• [WRITTEN TASK 1]
List every word that the passage on the importance of words puts in quotation marks.
• [WRITTEN TASK 2]
Pick out every line of the listing that contains the string "icon". Case counts.

The importance of
words
An
important issue highlighted in the above pictures is the significance in the
choice of words some people use. The two pictures were taken during the
aftermath of Hurricane Katrina in 2005, and both depict a similar situation.
Survivors of the hurricane are photographed searching for food in the flooded
streets of New Orleans. However, the words used to describe what the survivors
are doing differ greatly in their implications. For instance, the top picture
is of an African American man chest-deep in water, and he is said to have
“looted” a grocery store. In the second picture, two White American people are
also chest-deep in water, but it is said that they have “found” bread and soda
from a local grocery store. It’s funny how words used to describe two very similar
situations can make them look so different.
It
could be argued, to a certain extent, that this form of journalism serves to
perpetuate racial stereotypes across the world. Unfortunately here, the African
American person is directly associated with the word “loot”.
In
2010, Hardisty et al. decided to investigate the importance of words. They
designed a study whereby participants would have to decide between two similar
products, but which differed in the wording of their price inclusions.

• [RECORDS SHOWN]
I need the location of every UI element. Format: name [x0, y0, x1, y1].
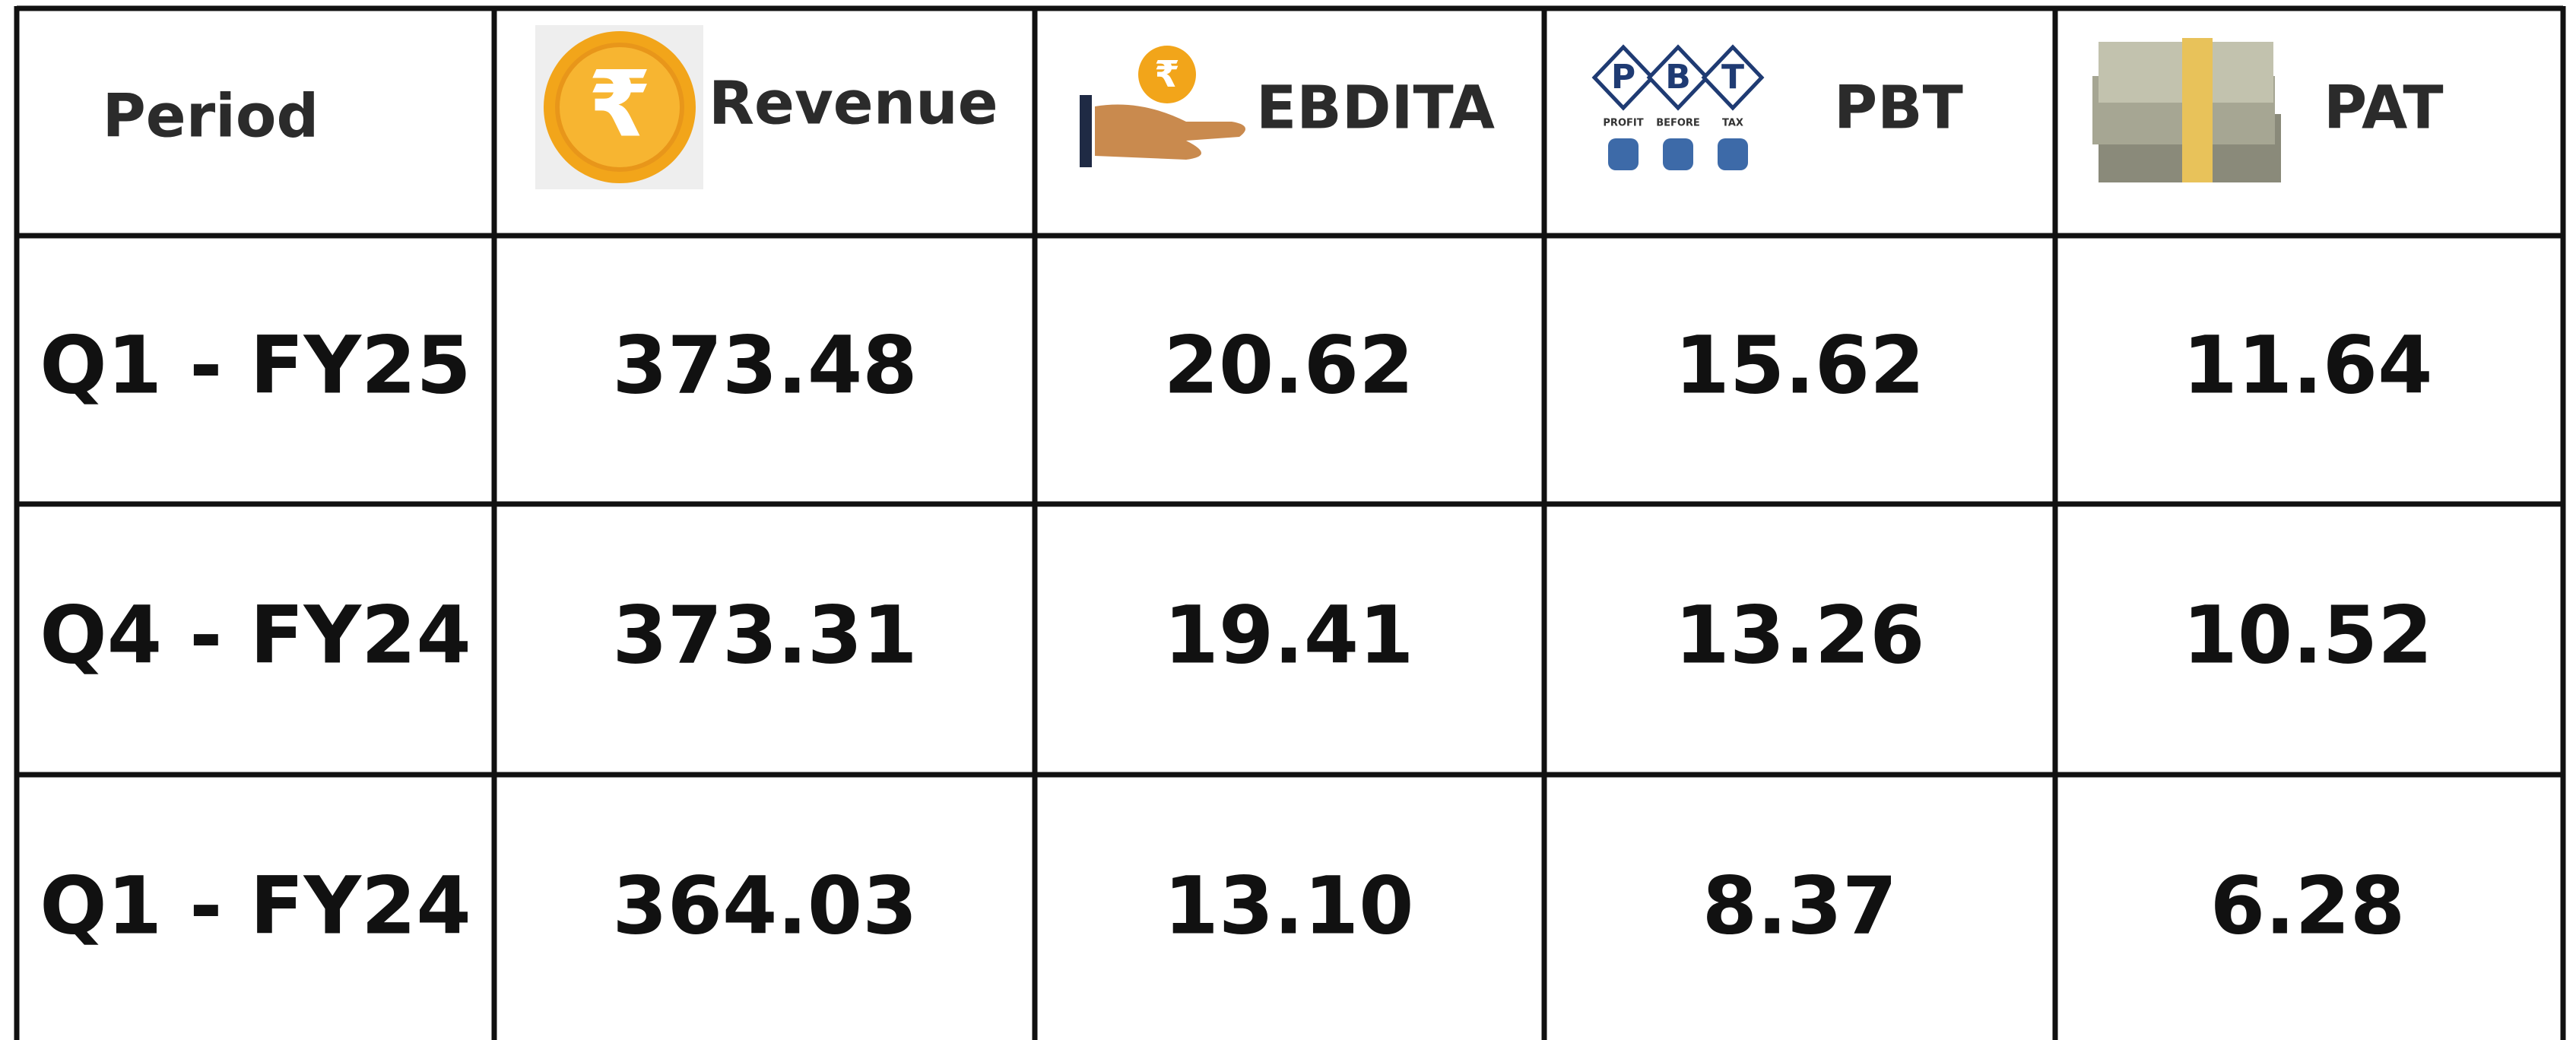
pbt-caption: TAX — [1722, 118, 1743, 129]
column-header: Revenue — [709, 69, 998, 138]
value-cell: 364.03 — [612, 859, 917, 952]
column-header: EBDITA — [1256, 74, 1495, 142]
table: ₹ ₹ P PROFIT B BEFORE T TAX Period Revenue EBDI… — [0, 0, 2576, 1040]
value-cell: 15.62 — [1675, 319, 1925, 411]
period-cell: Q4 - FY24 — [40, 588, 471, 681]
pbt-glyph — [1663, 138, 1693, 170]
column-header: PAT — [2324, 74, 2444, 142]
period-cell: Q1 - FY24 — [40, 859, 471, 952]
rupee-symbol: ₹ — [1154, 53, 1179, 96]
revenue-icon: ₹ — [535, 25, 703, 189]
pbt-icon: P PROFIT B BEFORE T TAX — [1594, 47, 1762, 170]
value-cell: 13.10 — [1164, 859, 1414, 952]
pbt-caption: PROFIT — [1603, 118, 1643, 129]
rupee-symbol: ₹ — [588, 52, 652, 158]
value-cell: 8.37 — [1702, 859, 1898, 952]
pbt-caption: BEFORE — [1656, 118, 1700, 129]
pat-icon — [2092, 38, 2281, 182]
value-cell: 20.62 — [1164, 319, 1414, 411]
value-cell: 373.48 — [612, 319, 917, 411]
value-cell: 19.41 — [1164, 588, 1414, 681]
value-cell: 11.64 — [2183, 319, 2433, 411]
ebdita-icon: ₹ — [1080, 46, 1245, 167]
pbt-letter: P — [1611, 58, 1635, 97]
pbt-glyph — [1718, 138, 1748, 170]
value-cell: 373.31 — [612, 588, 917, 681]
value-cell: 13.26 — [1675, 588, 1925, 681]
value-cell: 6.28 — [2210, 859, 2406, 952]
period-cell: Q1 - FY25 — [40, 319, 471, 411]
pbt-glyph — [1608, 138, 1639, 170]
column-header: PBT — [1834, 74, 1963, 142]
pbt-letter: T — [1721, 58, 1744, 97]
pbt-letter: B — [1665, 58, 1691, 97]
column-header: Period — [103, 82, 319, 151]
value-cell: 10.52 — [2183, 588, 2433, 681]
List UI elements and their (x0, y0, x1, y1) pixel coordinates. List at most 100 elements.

• [FULL ANSWER 1]
looted, found, loot

• [FULL ANSWER 2]
revenue-icon: ₹ — [535, 25, 703, 189]
pbt-icon: P PROFIT B BEFORE T TAX — [1594, 47, 1762, 170]
pat-icon — [2092, 38, 2281, 182]
ebdita-icon: ₹ — [1080, 46, 1245, 167]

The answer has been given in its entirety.